What you have to do:
Print each line of the listing once more, precisely as given.

Entries:
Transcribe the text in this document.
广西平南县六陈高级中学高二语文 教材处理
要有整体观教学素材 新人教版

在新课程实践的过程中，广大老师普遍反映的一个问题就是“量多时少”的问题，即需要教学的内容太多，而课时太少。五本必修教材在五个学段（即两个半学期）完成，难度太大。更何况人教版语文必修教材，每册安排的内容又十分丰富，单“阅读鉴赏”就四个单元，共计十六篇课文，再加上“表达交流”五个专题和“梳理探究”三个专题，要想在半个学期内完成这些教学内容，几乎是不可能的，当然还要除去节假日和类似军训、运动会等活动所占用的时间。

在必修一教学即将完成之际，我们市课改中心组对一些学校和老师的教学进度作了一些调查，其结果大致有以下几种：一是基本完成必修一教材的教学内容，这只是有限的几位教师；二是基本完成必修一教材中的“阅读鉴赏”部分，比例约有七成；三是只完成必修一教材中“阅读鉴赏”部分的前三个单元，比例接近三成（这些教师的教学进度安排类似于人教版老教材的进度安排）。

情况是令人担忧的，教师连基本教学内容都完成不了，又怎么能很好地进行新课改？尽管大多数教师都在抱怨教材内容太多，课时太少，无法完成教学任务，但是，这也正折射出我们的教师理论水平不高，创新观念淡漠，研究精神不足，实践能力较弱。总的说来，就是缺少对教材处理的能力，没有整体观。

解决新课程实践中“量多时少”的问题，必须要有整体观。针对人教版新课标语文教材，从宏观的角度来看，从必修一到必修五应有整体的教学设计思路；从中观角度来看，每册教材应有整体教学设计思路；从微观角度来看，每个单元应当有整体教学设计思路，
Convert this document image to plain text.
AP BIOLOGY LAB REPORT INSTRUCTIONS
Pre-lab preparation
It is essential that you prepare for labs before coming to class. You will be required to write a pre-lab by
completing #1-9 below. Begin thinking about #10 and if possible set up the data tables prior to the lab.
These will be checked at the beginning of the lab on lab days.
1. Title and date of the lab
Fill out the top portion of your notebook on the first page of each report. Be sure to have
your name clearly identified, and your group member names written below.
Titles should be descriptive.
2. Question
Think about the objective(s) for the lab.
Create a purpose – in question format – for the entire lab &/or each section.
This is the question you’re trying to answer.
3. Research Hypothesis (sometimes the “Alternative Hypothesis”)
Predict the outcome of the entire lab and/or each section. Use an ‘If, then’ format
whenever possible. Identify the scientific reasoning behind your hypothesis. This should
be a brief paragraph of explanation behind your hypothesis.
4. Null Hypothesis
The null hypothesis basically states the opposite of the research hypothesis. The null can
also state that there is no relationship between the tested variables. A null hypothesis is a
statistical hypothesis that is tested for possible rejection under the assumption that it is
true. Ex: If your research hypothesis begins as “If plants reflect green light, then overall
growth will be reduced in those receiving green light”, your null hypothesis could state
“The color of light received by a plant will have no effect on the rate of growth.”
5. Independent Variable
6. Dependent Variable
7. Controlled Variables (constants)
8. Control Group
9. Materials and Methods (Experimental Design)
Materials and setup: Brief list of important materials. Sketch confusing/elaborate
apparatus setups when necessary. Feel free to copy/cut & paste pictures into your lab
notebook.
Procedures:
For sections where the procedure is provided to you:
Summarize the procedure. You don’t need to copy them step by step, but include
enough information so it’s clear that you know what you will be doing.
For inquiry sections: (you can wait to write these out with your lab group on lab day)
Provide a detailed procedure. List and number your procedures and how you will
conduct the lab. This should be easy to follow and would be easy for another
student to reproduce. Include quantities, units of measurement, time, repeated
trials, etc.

Exercise result:
Transcribe the text in this document.
广西平南县六陈高级中学高二语文 教材处理
要有整体观教学素材 新人教版

在新课程实践的过程中，广大老师普遍反映的一个问题就是“量多时少”的问题，即需要教学的内容太多，而课时太少。五本必修教材在五个学段（即两个半学期）完成，难度太大。更何况人教版语文必修教材，每册安排的内容又十分丰富，单“阅读鉴赏”就四个单元，共计十六篇课文，再加上“表达交流”五个专题和“梳理探究”三个专题，要想在半个学期内完成这些教学内容，几乎是不可能的，当然还要除去节假日和类似军训、运动会等活动所占用的时间。

在必修一教学即将完成之际，我们市课改中心组对一些学校和老师的教学进度作了一些调查，其结果大致有以下几种：一是基本完成必修一教材的教学内容，这只是有限的几位教师；二是基本完成必修一教材中的“阅读鉴赏”部分，比例约有七成；三是只完成必修一教材中“阅读鉴赏”部分的前三个单元，比例接近三成（这些教师的教学进度安排类似于人教版老教材的进度安排）。

情况是令人担忧的，教师连基本教学内容都完成不了，又怎么能很好地进行新课改？尽管大多数教师都在抱怨教材内容太多，课时太少，无法完成教学任务，但是，这也正折射出我们的教师理论水平不高，创新观念淡漠，研究精神不足，实践能力较弱。总的说来，就是缺少对教材处理的能力，没有整体观。

解决新课程实践中“量多时少”的问题，必须要有整体观。针对人教版新课标语文教材，从宏观的角度来看，从必修一到必修五应有整体的教学设计思路；从中观角度来看，每册教材应有整体教学设计思路；从微观角度来看，每个单元应当有整体教学设计思路，
Convert this document image to plain text.
AP BIOLOGY LAB REPORT INSTRUCTIONS
Pre-lab preparation
It is essential that you prepare for labs before coming to class. You will be required to write a pre-lab by
completing #1-9 below. Begin thinking about #10 and if possible set up the data tables prior to the lab.
These will be checked at the beginning of the lab on lab days.
1. Title and date of the lab
Fill out the top portion of your notebook on the first page of each report. Be sure to have
your name clearly identified, and your group member names written below.
Titles should be descriptive.
2. Question
Think about the objective(s) for the lab.
Create a purpose – in question format – for the entire lab &/or each section.
This is the question you’re trying to answer.
3. Research Hypothesis (sometimes the “Alternative Hypothesis”)
Predict the outcome of the entire lab and/or each section. Use an ‘If, then’ format
whenever possible. Identify the scientific reasoning behind your hypothesis. This should
be a brief paragraph of explanation behind your hypothesis.
4. Null Hypothesis
The null hypothesis basically states the opposite of the research hypothesis. The null can
also state that there is no relationship between the tested variables. A null hypothesis is a
statistical hypothesis that is tested for possible rejection under the assumption that it is
true. Ex: If your research hypothesis begins as “If plants reflect green light, then overall
growth will be reduced in those receiving green light”, your null hypothesis could state
“The color of light received by a plant will have no effect on the rate of growth.”
5. Independent Variable
6. Dependent Variable
7. Controlled Variables (constants)
8. Control Group
9. Materials and Methods (Experimental Design)
Materials and setup: Brief list of important materials. Sketch confusing/elaborate
apparatus setups when necessary. Feel free to copy/cut & paste pictures into your lab
notebook.
Procedures:
For sections where the procedure is provided to you:
Summarize the procedure. You don’t need to copy them step by step, but include
enough information so it’s clear that you know what you will be doing.
For inquiry sections: (you can wait to write these out with your lab group on lab day)
Provide a detailed procedure. List and number your procedures and how you will
conduct the lab. This should be easy to follow and would be easy for another
student to reproduce. Include quantities, units of measurement, time, repeated
trials, etc.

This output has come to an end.